§ Supplied material
** Begin **
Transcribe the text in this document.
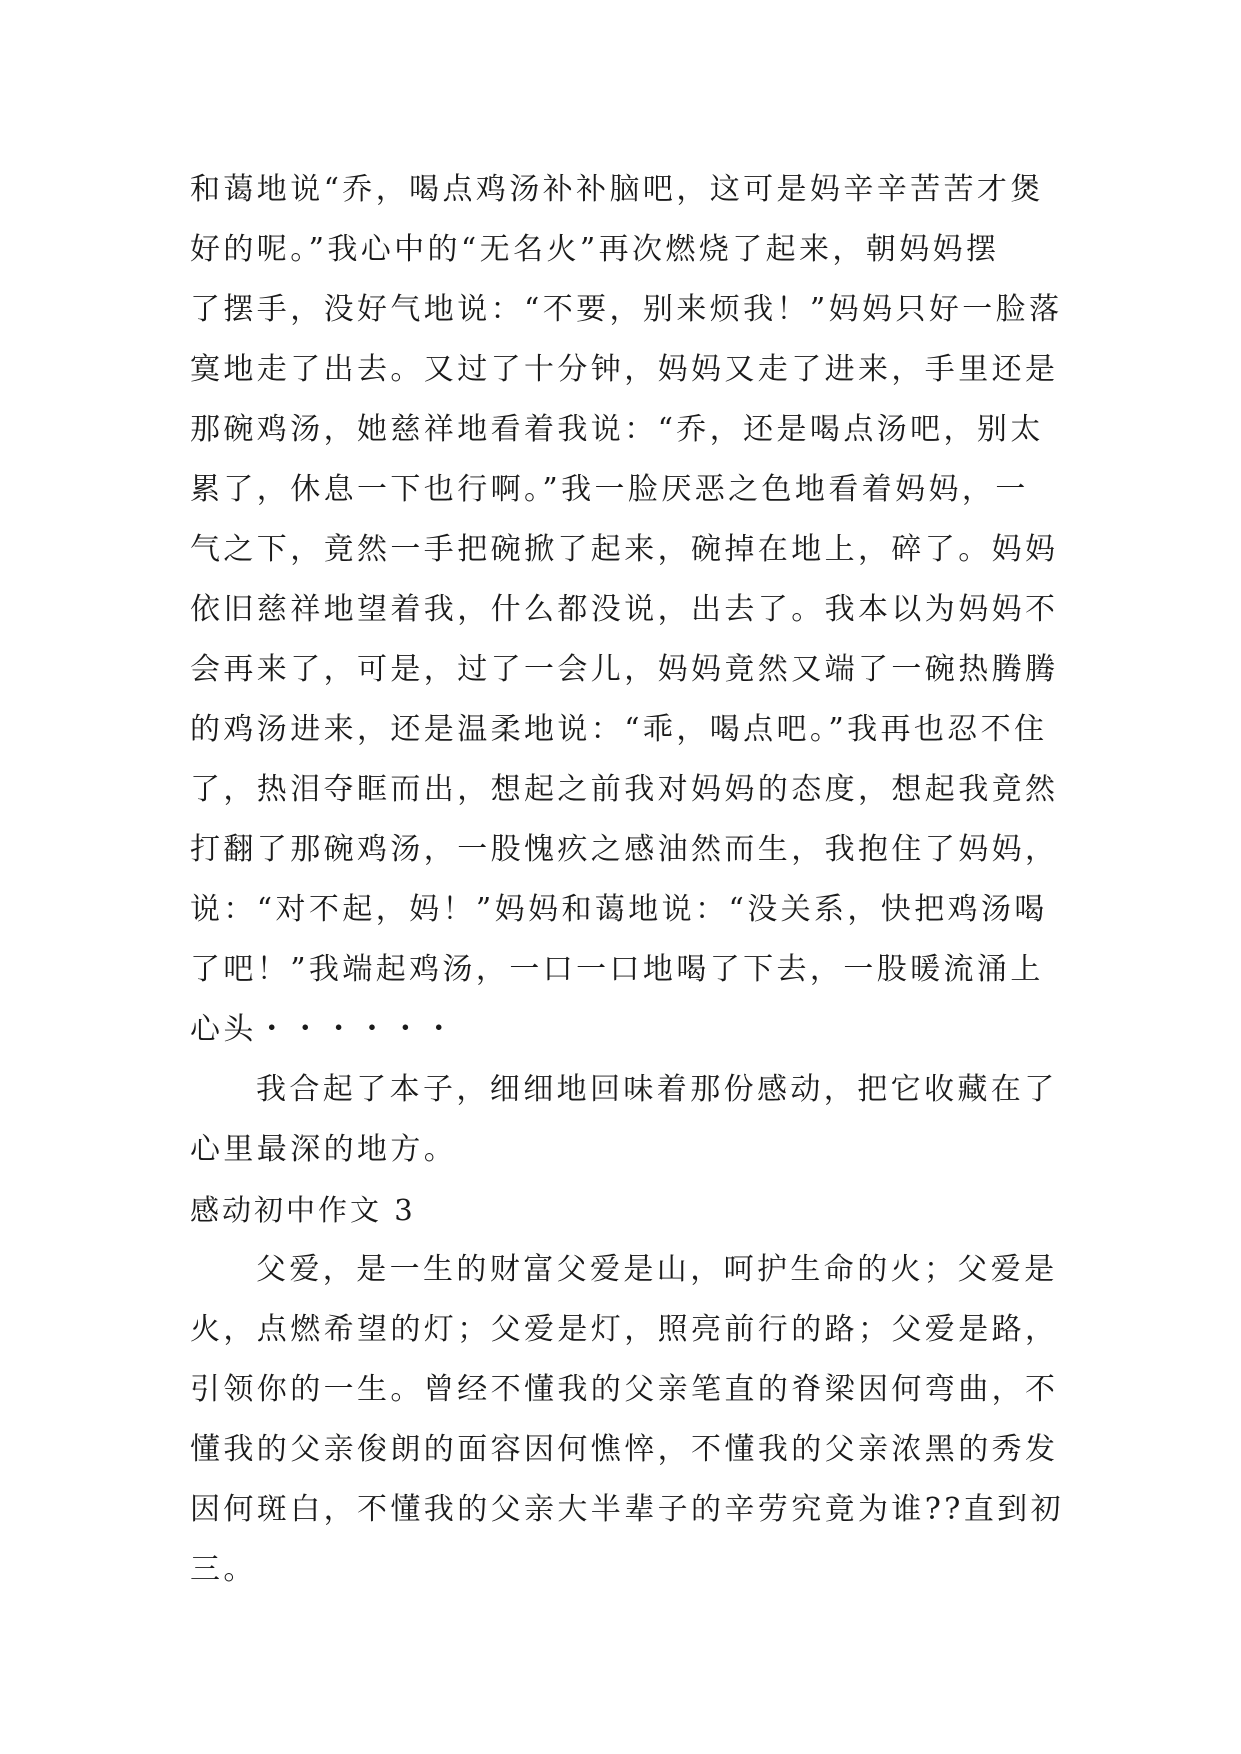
和蔼地说“乔，喝点鸡汤补补脑吧，这可是妈辛辛苦苦才煲
好的呢。”我心中的“无名火”再次燃烧了起来，朝妈妈摆
了摆手，没好气地说：“不要，别来烦我！”妈妈只好一脸落
寞地走了出去。又过了十分钟，妈妈又走了进来，手里还是
那碗鸡汤，她慈祥地看着我说：“乔，还是喝点汤吧，别太
累了，休息一下也行啊。”我一脸厌恶之色地看着妈妈，一
气之下，竟然一手把碗掀了起来，碗掉在地上，碎了。妈妈
依旧慈祥地望着我，什么都没说，出去了。我本以为妈妈不
会再来了，可是，过了一会儿，妈妈竟然又端了一碗热腾腾
的鸡汤进来，还是温柔地说：“乖，喝点吧。”我再也忍不住
了，热泪夺眶而出，想起之前我对妈妈的态度，想起我竟然
打翻了那碗鸡汤，一股愧疚之感油然而生，我抱住了妈妈，
说：“对不起，妈！”妈妈和蔼地说：“没关系，快把鸡汤喝
了吧！”我端起鸡汤，一口一口地喝了下去，一股暖流涌上
心头・・・・・・
我合起了本子，细细地回味着那份感动，把它收藏在了
心里最深的地方。
感动初中作文 3
父爱，是一生的财富父爱是山，呵护生命的火；父爱是
火，点燃希望的灯；父爱是灯，照亮前行的路；父爱是路，
引领你的一生。曾经不懂我的父亲笔直的脊梁因何弯曲，不
懂我的父亲俊朗的面容因何憔悴，不懂我的父亲浓黑的秀发
因何斑白，不懂我的父亲大半辈子的辛劳究竟为谁??直到初
三。
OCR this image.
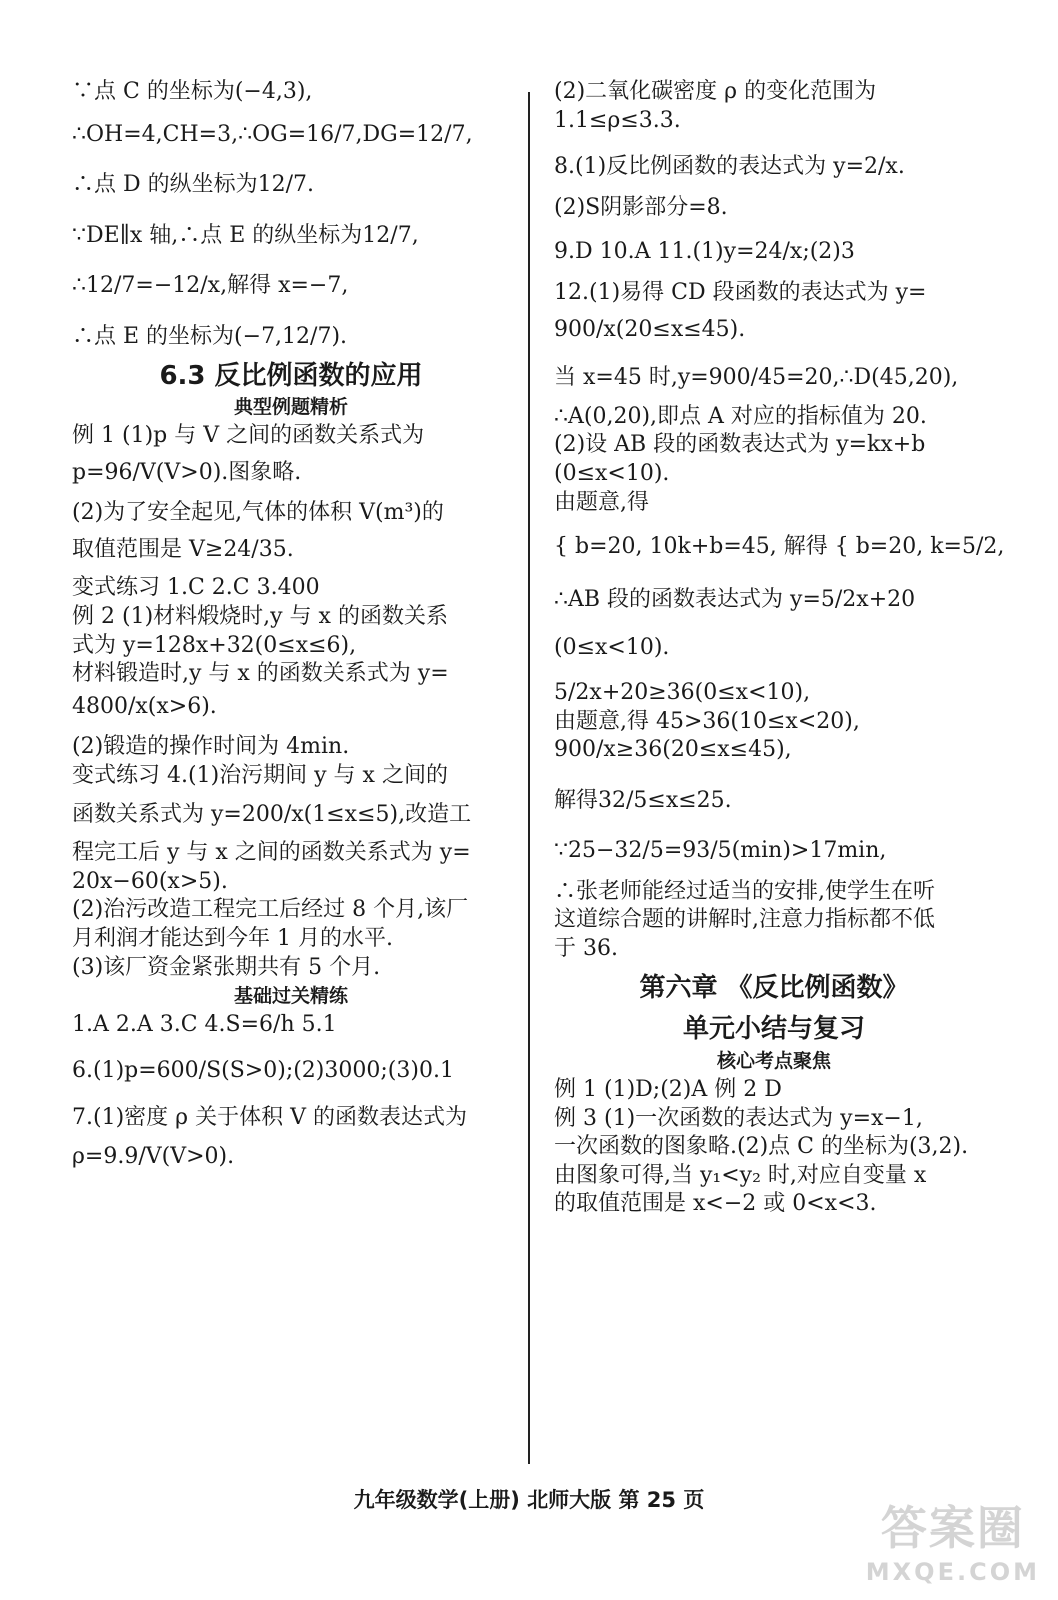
∵点 C 的坐标为(−4,3),
∴OH=4,CH=3,∴OG=16/7,DG=12/7,
∴点 D 的纵坐标为12/7.
∵DE∥x 轴,∴点 E 的纵坐标为12/7,
∴12/7=−12/x,解得 x=−7,
∴点 E 的坐标为(−7,12/7).
6.3 反比例函数的应用
典型例题精析
例 1 (1)p 与 V 之间的函数关系式为
p=96/V(V>0).图象略.
(2)为了安全起见,气体的体积 V(m³)的
取值范围是 V≥24/35.
变式练习 1.C 2.C 3.400
例 2 (1)材料煅烧时,y 与 x 的函数关系
式为 y=128x+32(0≤x≤6),
材料锻造时,y 与 x 的函数关系式为 y=
4800/x(x>6).
(2)锻造的操作时间为 4min.
变式练习 4.(1)治污期间 y 与 x 之间的
函数关系式为 y=200/x(1≤x≤5),改造工
程完工后 y 与 x 之间的函数关系式为 y=
20x−60(x>5).
(2)治污改造工程完工后经过 8 个月,该厂
月利润才能达到今年 1 月的水平.
(3)该厂资金紧张期共有 5 个月.
基础过关精练
1.A 2.A 3.C 4.S=6/h 5.1
6.(1)p=600/S(S>0);(2)3000;(3)0.1
7.(1)密度 ρ 关于体积 V 的函数表达式为
ρ=9.9/V(V>0).
(2)二氧化碳密度 ρ 的变化范围为
1.1≤ρ≤3.3.
8.(1)反比例函数的表达式为 y=2/x.
(2)S阴影部分=8.
9.D 10.A 11.(1)y=24/x;(2)3
12.(1)易得 CD 段函数的表达式为 y=
900/x(20≤x≤45).
当 x=45 时,y=900/45=20,∴D(45,20),
∴A(0,20),即点 A 对应的指标值为 20.
(2)设 AB 段的函数表达式为 y=kx+b
(0≤x<10).
由题意,得
{ b=20, 10k+b=45, 解得 { b=20, k=5/2,
∴AB 段的函数表达式为 y=5/2x+20
(0≤x<10).
5/2x+20≥36(0≤x<10),
由题意,得 45>36(10≤x<20),
900/x≥36(20≤x≤45),
解得32/5≤x≤25.
∵25−32/5=93/5(min)>17min,
∴张老师能经过适当的安排,使学生在听
这道综合题的讲解时,注意力指标都不低
于 36.
第六章 《反比例函数》
单元小结与复习
核心考点聚焦
例 1 (1)D;(2)A 例 2 D
例 3 (1)一次函数的表达式为 y=x−1,
一次函数的图象略.(2)点 C 的坐标为(3,2).
由图象可得,当 y₁<y₂ 时,对应自变量 x
的取值范围是 x<−2 或 0<x<3.
九年级数学(上册) 北师大版 第 25 页
答案圈
MXQE.COM
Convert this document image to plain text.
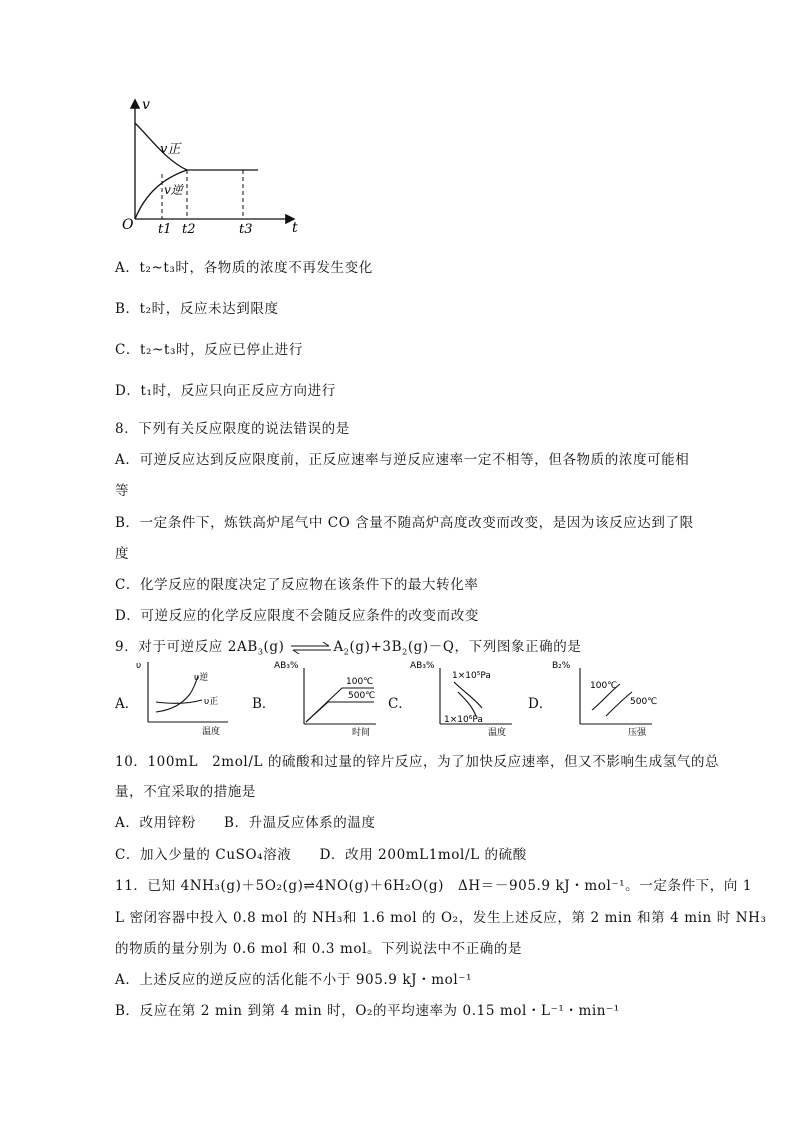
v
t
O
v正
v逆
t1 t2	t3
A．t₂~t₃时，各物质的浓度不再发生变化
B．t₂时，反应未达到限度
C．t₂~t₃时，反应已停止进行
D．t₁时，反应只向正反应方向进行
8．下列有关反应限度的说法错误的是
A．可逆反应达到反应限度前，正反应速率与逆反应速率一定不相等，但各物质的浓度可能相
等
B．一定条件下，炼铁高炉尾气中 CO 含量不随高炉高度改变而改变，是因为该反应达到了限
度
C．化学反应的限度决定了反应物在该条件下的最大转化率
D．可逆反应的化学反应限度不会随反应条件的改变而改变
9．对于可逆反应 $2AB_3(g)$ $\rightleftharpoons A_2(g)+3B_2(g)-Q$，下列图象正确的是
A．
υ
温度
υ逆
υ正	B．
AB₃%
时间
100℃
500℃ C．
AB₃%
温度
1×10⁵Pa
1×10⁶Pa
D．
B₂%
压强
100℃
500℃
10．100mL　2mol/L 的硫酸和过量的锌片反应，为了加快反应速率，但又不影响生成氢气的总
量，不宜采取的措施是
A．改用锌粉　　B．升温反应体系的温度
C．加入少量的 CuSO₄溶液　　D．改用 200mL1mol/L 的硫酸
11．已知 4NH₃(g)＋5O₂(g)⇌4NO(g)＋6H₂O(g)　ΔH＝－905.9 kJ・mol⁻¹。一定条件下，向 1
L 密闭容器中投入 0.8 mol 的 NH₃和 1.6 mol 的 O₂，发生上述反应，第 2 min 和第 4 min 时 NH₃
的物质的量分别为 0.6 mol 和 0.3 mol。下列说法中不正确的是
A．上述反应的逆反应的活化能不小于 905.9 kJ・mol⁻¹
B．反应在第 2 min 到第 4 min 时，O₂的平均速率为 0.15 mol・L⁻¹・min⁻¹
** End **
§ To do
Quote the preceding listing precisely and completely, omitting its images.

§ Full output
Transcribe the text in this document.
和蔼地说“乔，喝点鸡汤补补脑吧，这可是妈辛辛苦苦才煲
好的呢。”我心中的“无名火”再次燃烧了起来，朝妈妈摆
了摆手，没好气地说：“不要，别来烦我！”妈妈只好一脸落
寞地走了出去。又过了十分钟，妈妈又走了进来，手里还是
那碗鸡汤，她慈祥地看着我说：“乔，还是喝点汤吧，别太
累了，休息一下也行啊。”我一脸厌恶之色地看着妈妈，一
气之下，竟然一手把碗掀了起来，碗掉在地上，碎了。妈妈
依旧慈祥地望着我，什么都没说，出去了。我本以为妈妈不
会再来了，可是，过了一会儿，妈妈竟然又端了一碗热腾腾
的鸡汤进来，还是温柔地说：“乖，喝点吧。”我再也忍不住
了，热泪夺眶而出，想起之前我对妈妈的态度，想起我竟然
打翻了那碗鸡汤，一股愧疚之感油然而生，我抱住了妈妈，
说：“对不起，妈！”妈妈和蔼地说：“没关系，快把鸡汤喝
了吧！”我端起鸡汤，一口一口地喝了下去，一股暖流涌上
心头・・・・・・
我合起了本子，细细地回味着那份感动，把它收藏在了
心里最深的地方。
感动初中作文 3
父爱，是一生的财富父爱是山，呵护生命的火；父爱是
火，点燃希望的灯；父爱是灯，照亮前行的路；父爱是路，
引领你的一生。曾经不懂我的父亲笔直的脊梁因何弯曲，不
懂我的父亲俊朗的面容因何憔悴，不懂我的父亲浓黑的秀发
因何斑白，不懂我的父亲大半辈子的辛劳究竟为谁??直到初
三。
OCR this image.
∵点 C 的坐标为(−4,3),
∴OH=4,CH=3,∴OG=16/7,DG=12/7,
∴点 D 的纵坐标为12/7.
∵DE∥x 轴,∴点 E 的纵坐标为12/7,
∴12/7=−12/x,解得 x=−7,
∴点 E 的坐标为(−7,12/7).
6.3 反比例函数的应用
典型例题精析
例 1 (1)p 与 V 之间的函数关系式为
p=96/V(V>0).图象略.
(2)为了安全起见,气体的体积 V(m³)的
取值范围是 V≥24/35.
变式练习 1.C 2.C 3.400
例 2 (1)材料煅烧时,y 与 x 的函数关系
式为 y=128x+32(0≤x≤6),
材料锻造时,y 与 x 的函数关系式为 y=
4800/x(x>6).
(2)锻造的操作时间为 4min.
变式练习 4.(1)治污期间 y 与 x 之间的
函数关系式为 y=200/x(1≤x≤5),改造工
程完工后 y 与 x 之间的函数关系式为 y=
20x−60(x>5).
(2)治污改造工程完工后经过 8 个月,该厂
月利润才能达到今年 1 月的水平.
(3)该厂资金紧张期共有 5 个月.
基础过关精练
1.A 2.A 3.C 4.S=6/h 5.1
6.(1)p=600/S(S>0);(2)3000;(3)0.1
7.(1)密度 ρ 关于体积 V 的函数表达式为
ρ=9.9/V(V>0).
(2)二氧化碳密度 ρ 的变化范围为
1.1≤ρ≤3.3.
8.(1)反比例函数的表达式为 y=2/x.
(2)S阴影部分=8.
9.D 10.A 11.(1)y=24/x;(2)3
12.(1)易得 CD 段函数的表达式为 y=
900/x(20≤x≤45).
当 x=45 时,y=900/45=20,∴D(45,20),
∴A(0,20),即点 A 对应的指标值为 20.
(2)设 AB 段的函数表达式为 y=kx+b
(0≤x<10).
由题意,得
{ b=20, 10k+b=45, 解得 { b=20, k=5/2,
∴AB 段的函数表达式为 y=5/2x+20
(0≤x<10).
5/2x+20≥36(0≤x<10),
由题意,得 45>36(10≤x<20),
900/x≥36(20≤x≤45),
解得32/5≤x≤25.
∵25−32/5=93/5(min)>17min,
∴张老师能经过适当的安排,使学生在听
这道综合题的讲解时,注意力指标都不低
于 36.
第六章 《反比例函数》
单元小结与复习
核心考点聚焦
例 1 (1)D;(2)A 例 2 D
例 3 (1)一次函数的表达式为 y=x−1,
一次函数的图象略.(2)点 C 的坐标为(3,2).
由图象可得,当 y₁<y₂ 时,对应自变量 x
的取值范围是 x<−2 或 0<x<3.
九年级数学(上册) 北师大版 第 25 页
答案圈
MXQE.COM
Convert this document image to plain text.
v
t
O
v正
v逆
t1 t2	t3
A．t₂~t₃时，各物质的浓度不再发生变化
B．t₂时，反应未达到限度
C．t₂~t₃时，反应已停止进行
D．t₁时，反应只向正反应方向进行
8．下列有关反应限度的说法错误的是
A．可逆反应达到反应限度前，正反应速率与逆反应速率一定不相等，但各物质的浓度可能相
等
B．一定条件下，炼铁高炉尾气中 CO 含量不随高炉高度改变而改变，是因为该反应达到了限
度
C．化学反应的限度决定了反应物在该条件下的最大转化率
D．可逆反应的化学反应限度不会随反应条件的改变而改变
9．对于可逆反应 $2AB_3(g)$ $\rightleftharpoons A_2(g)+3B_2(g)-Q$，下列图象正确的是
A．
υ
温度
υ逆
υ正	B．
AB₃%
时间
100℃
500℃ C．
AB₃%
温度
1×10⁵Pa
1×10⁶Pa
D．
B₂%
压强
100℃
500℃
10．100mL　2mol/L 的硫酸和过量的锌片反应，为了加快反应速率，但又不影响生成氢气的总
量，不宜采取的措施是
A．改用锌粉　　B．升温反应体系的温度
C．加入少量的 CuSO₄溶液　　D．改用 200mL1mol/L 的硫酸
11．已知 4NH₃(g)＋5O₂(g)⇌4NO(g)＋6H₂O(g)　ΔH＝－905.9 kJ・mol⁻¹。一定条件下，向 1
L 密闭容器中投入 0.8 mol 的 NH₃和 1.6 mol 的 O₂，发生上述反应，第 2 min 和第 4 min 时 NH₃
的物质的量分别为 0.6 mol 和 0.3 mol。下列说法中不正确的是
A．上述反应的逆反应的活化能不小于 905.9 kJ・mol⁻¹
B．反应在第 2 min 到第 4 min 时，O₂的平均速率为 0.15 mol・L⁻¹・min⁻¹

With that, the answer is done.